* EXERCISE DESCRIPTION *
For each line below that includes the word "Seuil", make a copy.

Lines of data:

————————

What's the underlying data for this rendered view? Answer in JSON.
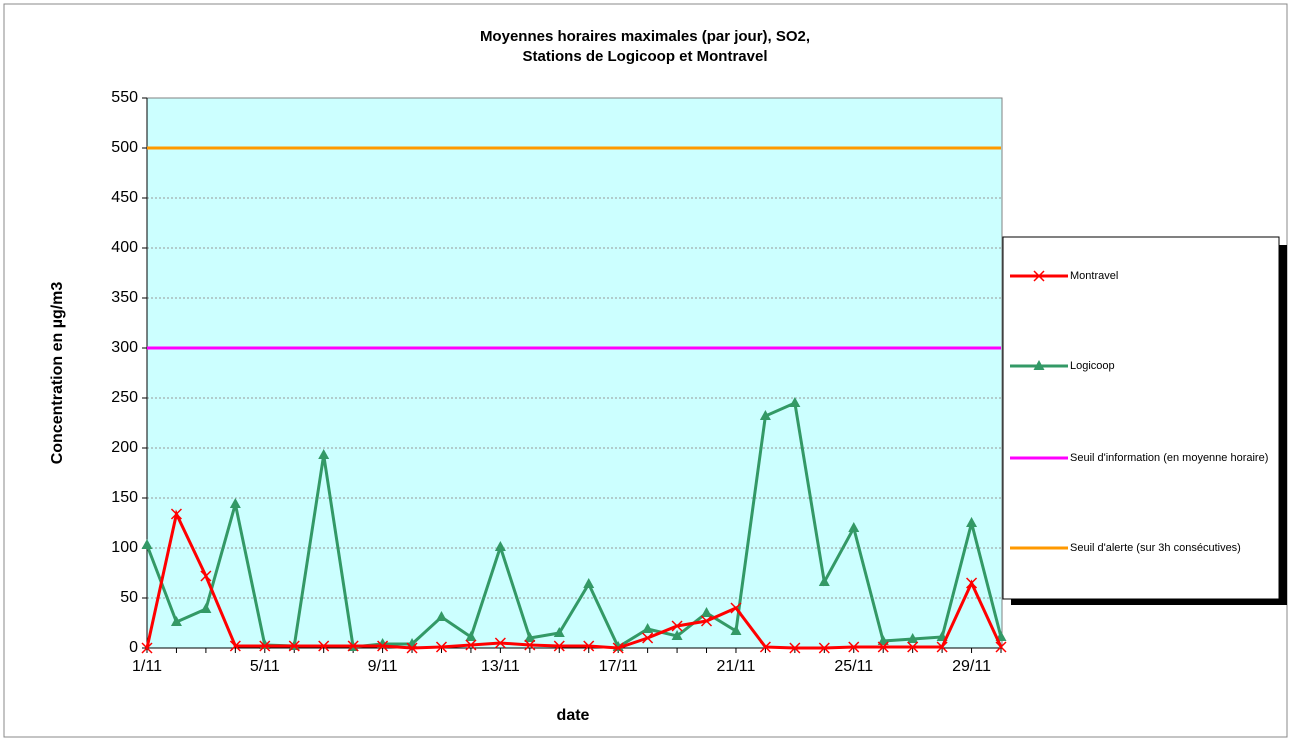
{
  "chart_data": {
    "type": "line",
    "title": [
      "Moyennes horaires maximales (par jour), SO2,",
      "Stations de Logicoop et Montravel"
    ],
    "x_label": "date",
    "y_label": "Concentration en µg/m3",
    "categories": [
      "1/11",
      null,
      null,
      null,
      "5/11",
      null,
      null,
      null,
      "9/11",
      null,
      null,
      null,
      "13/11",
      null,
      null,
      null,
      "17/11",
      null,
      null,
      null,
      "21/11",
      null,
      null,
      null,
      "25/11",
      null,
      null,
      null,
      "29/11",
      null
    ],
    "series": [
      {
        "name": "Montravel",
        "color": "#ff0000",
        "marker": "x",
        "values": [
          0,
          134,
          72,
          2,
          2,
          2,
          2,
          2,
          2,
          0,
          1,
          3,
          5,
          3,
          2,
          2,
          0,
          10,
          22,
          27,
          40,
          1,
          0,
          0,
          1,
          1,
          1,
          1,
          65,
          1
        ]
      },
      {
        "name": "Logicoop",
        "color": "#339966",
        "marker": "triangle",
        "values": [
          103,
          26,
          39,
          144,
          3,
          2,
          193,
          1,
          4,
          4,
          31,
          11,
          101,
          10,
          15,
          64,
          1,
          19,
          12,
          35,
          17,
          232,
          245,
          66,
          120,
          7,
          9,
          11,
          125,
          11
        ]
      },
      {
        "name": "Seuil d'information (en moyenne horaire)",
        "color": "#ff00ff",
        "marker": "none",
        "values": [
          300,
          300,
          300,
          300,
          300,
          300,
          300,
          300,
          300,
          300,
          300,
          300,
          300,
          300,
          300,
          300,
          300,
          300,
          300,
          300,
          300,
          300,
          300,
          300,
          300,
          300,
          300,
          300,
          300,
          300
        ]
      },
      {
        "name": "Seuil d'alerte (sur 3h consécutives)",
        "color": "#ff9900",
        "marker": "none",
        "values": [
          500,
          500,
          500,
          500,
          500,
          500,
          500,
          500,
          500,
          500,
          500,
          500,
          500,
          500,
          500,
          500,
          500,
          500,
          500,
          500,
          500,
          500,
          500,
          500,
          500,
          500,
          500,
          500,
          500,
          500
        ]
      }
    ],
    "ylim": [
      0,
      550
    ],
    "yticks": [
      0,
      50,
      100,
      150,
      200,
      250,
      300,
      350,
      400,
      450,
      500,
      550
    ],
    "grid": true,
    "legend": "right",
    "plot_background": "#ccffff"
  }
}
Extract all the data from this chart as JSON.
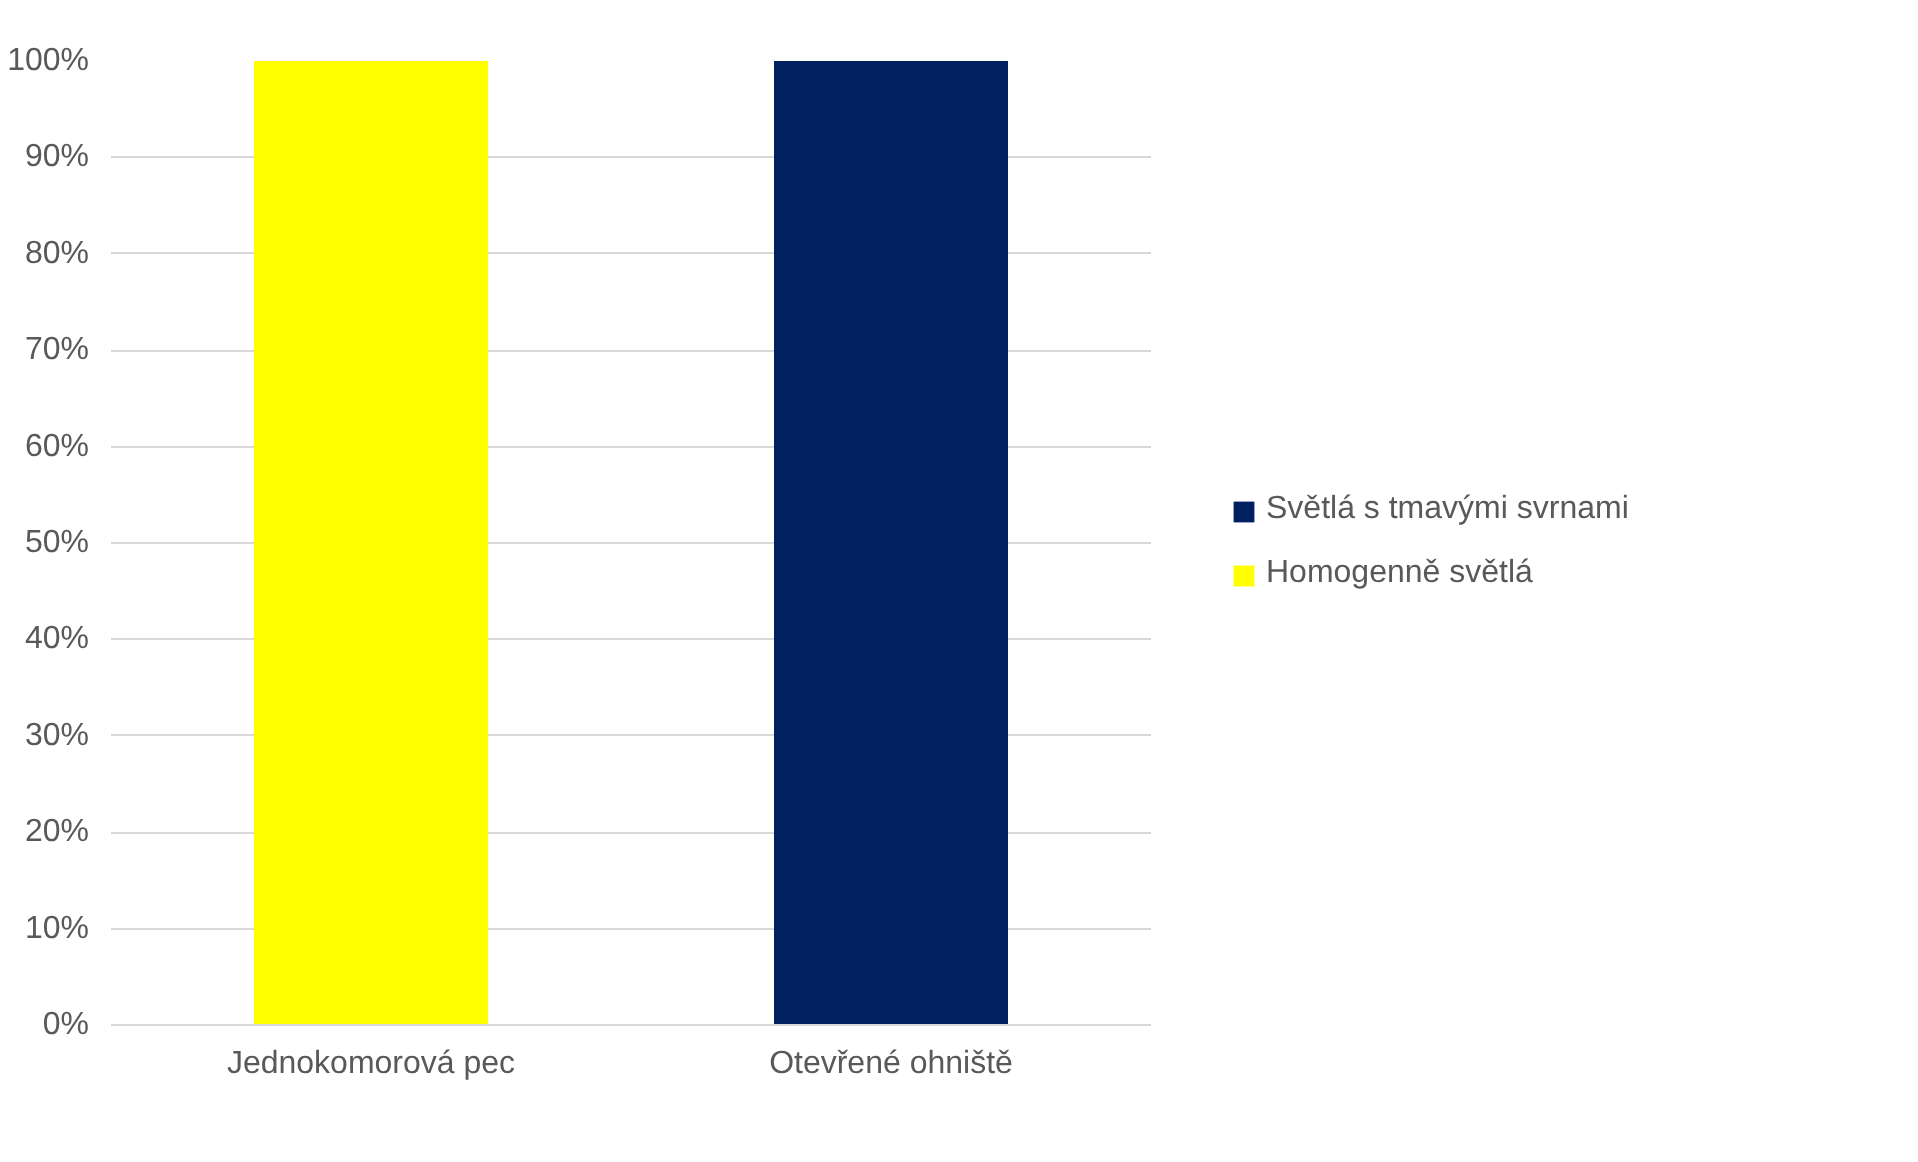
{
  "chart_data": {
    "type": "bar",
    "stacked": true,
    "categories": [
      "Jednokomorová pec",
      "Otevřené ohniště"
    ],
    "series": [
      {
        "name": "Homogenně světlá",
        "color": "#ffff00",
        "values": [
          100,
          0
        ]
      },
      {
        "name": "Světlá s tmavými svrnami",
        "color": "#002060",
        "values": [
          0,
          100
        ]
      }
    ],
    "ylim": [
      0,
      100
    ],
    "yticks": [
      {
        "value": 0,
        "label": "0%"
      },
      {
        "value": 10,
        "label": "10%"
      },
      {
        "value": 20,
        "label": "20%"
      },
      {
        "value": 30,
        "label": "30%"
      },
      {
        "value": 40,
        "label": "40%"
      },
      {
        "value": 50,
        "label": "50%"
      },
      {
        "value": 60,
        "label": "60%"
      },
      {
        "value": 70,
        "label": "70%"
      },
      {
        "value": 80,
        "label": "80%"
      },
      {
        "value": 90,
        "label": "90%"
      },
      {
        "value": 100,
        "label": "100%"
      }
    ],
    "grid": "y",
    "legend": "right"
  }
}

————————

* EXERCISE SOLUTION *
        "name": "Seuil d'information (en moyenne horaire)",
        "name": "Seuil d'alerte (sur 3h consécutives)",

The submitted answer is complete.